Figure record extracts
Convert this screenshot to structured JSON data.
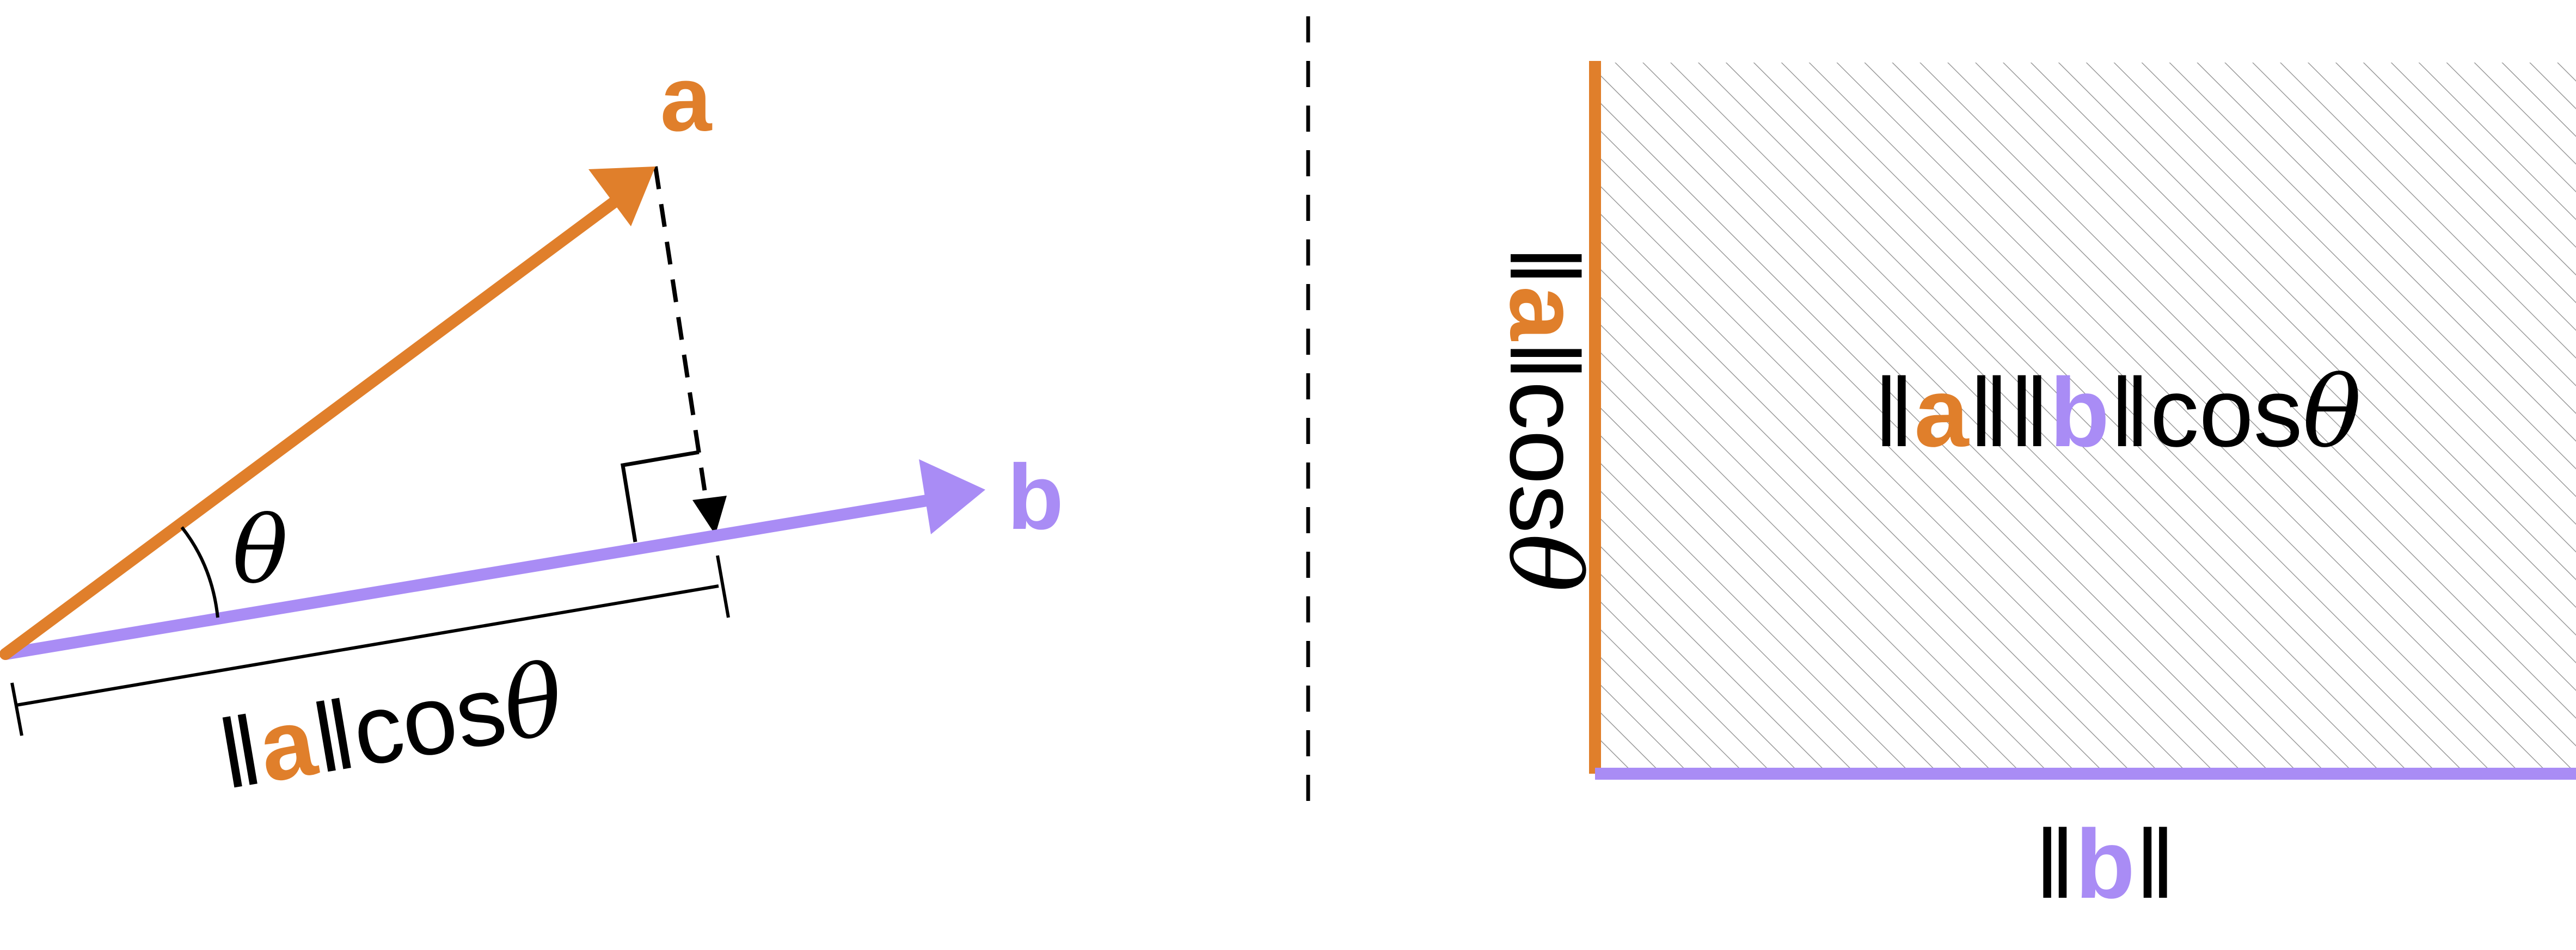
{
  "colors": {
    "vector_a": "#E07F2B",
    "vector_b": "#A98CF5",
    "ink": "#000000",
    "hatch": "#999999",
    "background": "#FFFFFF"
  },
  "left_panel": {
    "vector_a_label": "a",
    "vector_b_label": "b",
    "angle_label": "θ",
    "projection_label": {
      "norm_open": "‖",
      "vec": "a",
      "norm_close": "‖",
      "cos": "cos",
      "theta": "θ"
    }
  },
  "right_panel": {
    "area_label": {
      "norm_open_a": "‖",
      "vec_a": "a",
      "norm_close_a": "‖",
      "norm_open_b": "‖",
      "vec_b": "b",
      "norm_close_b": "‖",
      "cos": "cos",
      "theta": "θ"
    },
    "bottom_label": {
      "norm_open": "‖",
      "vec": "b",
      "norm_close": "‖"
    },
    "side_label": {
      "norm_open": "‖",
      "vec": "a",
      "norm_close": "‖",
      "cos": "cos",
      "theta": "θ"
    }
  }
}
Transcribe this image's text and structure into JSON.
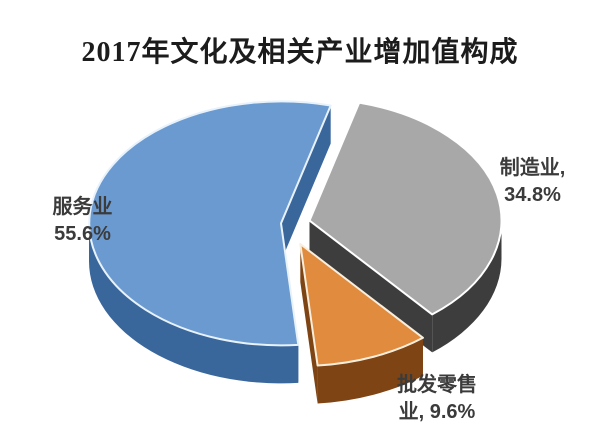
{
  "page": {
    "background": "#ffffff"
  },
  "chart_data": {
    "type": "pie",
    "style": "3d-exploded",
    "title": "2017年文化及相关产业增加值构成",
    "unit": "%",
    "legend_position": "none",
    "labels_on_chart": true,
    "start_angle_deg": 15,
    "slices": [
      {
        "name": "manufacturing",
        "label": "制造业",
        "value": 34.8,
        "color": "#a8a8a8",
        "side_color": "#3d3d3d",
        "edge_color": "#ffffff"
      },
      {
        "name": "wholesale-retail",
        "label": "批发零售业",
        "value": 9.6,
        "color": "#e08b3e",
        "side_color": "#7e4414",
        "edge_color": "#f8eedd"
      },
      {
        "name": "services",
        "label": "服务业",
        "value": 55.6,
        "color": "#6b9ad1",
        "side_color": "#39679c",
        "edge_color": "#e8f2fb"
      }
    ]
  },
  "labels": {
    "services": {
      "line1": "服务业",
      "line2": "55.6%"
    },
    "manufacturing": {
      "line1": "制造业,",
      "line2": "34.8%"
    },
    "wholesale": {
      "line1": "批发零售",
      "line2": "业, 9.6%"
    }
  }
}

-- Exercise requirements --
Write out the listing above again, exactly, but with no pictures in the copy.

-- Exercise output --
Convert this screenshot to structured JSON data.
{
  "colors": {
    "vector_a": "#E07F2B",
    "vector_b": "#A98CF5",
    "ink": "#000000",
    "hatch": "#999999",
    "background": "#FFFFFF"
  },
  "left_panel": {
    "vector_a_label": "a",
    "vector_b_label": "b",
    "angle_label": "θ",
    "projection_label": {
      "norm_open": "‖",
      "vec": "a",
      "norm_close": "‖",
      "cos": "cos",
      "theta": "θ"
    }
  },
  "right_panel": {
    "area_label": {
      "norm_open_a": "‖",
      "vec_a": "a",
      "norm_close_a": "‖",
      "norm_open_b": "‖",
      "vec_b": "b",
      "norm_close_b": "‖",
      "cos": "cos",
      "theta": "θ"
    },
    "bottom_label": {
      "norm_open": "‖",
      "vec": "b",
      "norm_close": "‖"
    },
    "side_label": {
      "norm_open": "‖",
      "vec": "a",
      "norm_close": "‖",
      "cos": "cos",
      "theta": "θ"
    }
  }
}
Transcribe this image's text and structure into JSON.
{
  "page": {
    "background": "#ffffff"
  },
  "chart_data": {
    "type": "pie",
    "style": "3d-exploded",
    "title": "2017年文化及相关产业增加值构成",
    "unit": "%",
    "legend_position": "none",
    "labels_on_chart": true,
    "start_angle_deg": 15,
    "slices": [
      {
        "name": "manufacturing",
        "label": "制造业",
        "value": 34.8,
        "color": "#a8a8a8",
        "side_color": "#3d3d3d",
        "edge_color": "#ffffff"
      },
      {
        "name": "wholesale-retail",
        "label": "批发零售业",
        "value": 9.6,
        "color": "#e08b3e",
        "side_color": "#7e4414",
        "edge_color": "#f8eedd"
      },
      {
        "name": "services",
        "label": "服务业",
        "value": 55.6,
        "color": "#6b9ad1",
        "side_color": "#39679c",
        "edge_color": "#e8f2fb"
      }
    ]
  },
  "labels": {
    "services": {
      "line1": "服务业",
      "line2": "55.6%"
    },
    "manufacturing": {
      "line1": "制造业,",
      "line2": "34.8%"
    },
    "wholesale": {
      "line1": "批发零售",
      "line2": "业, 9.6%"
    }
  }
}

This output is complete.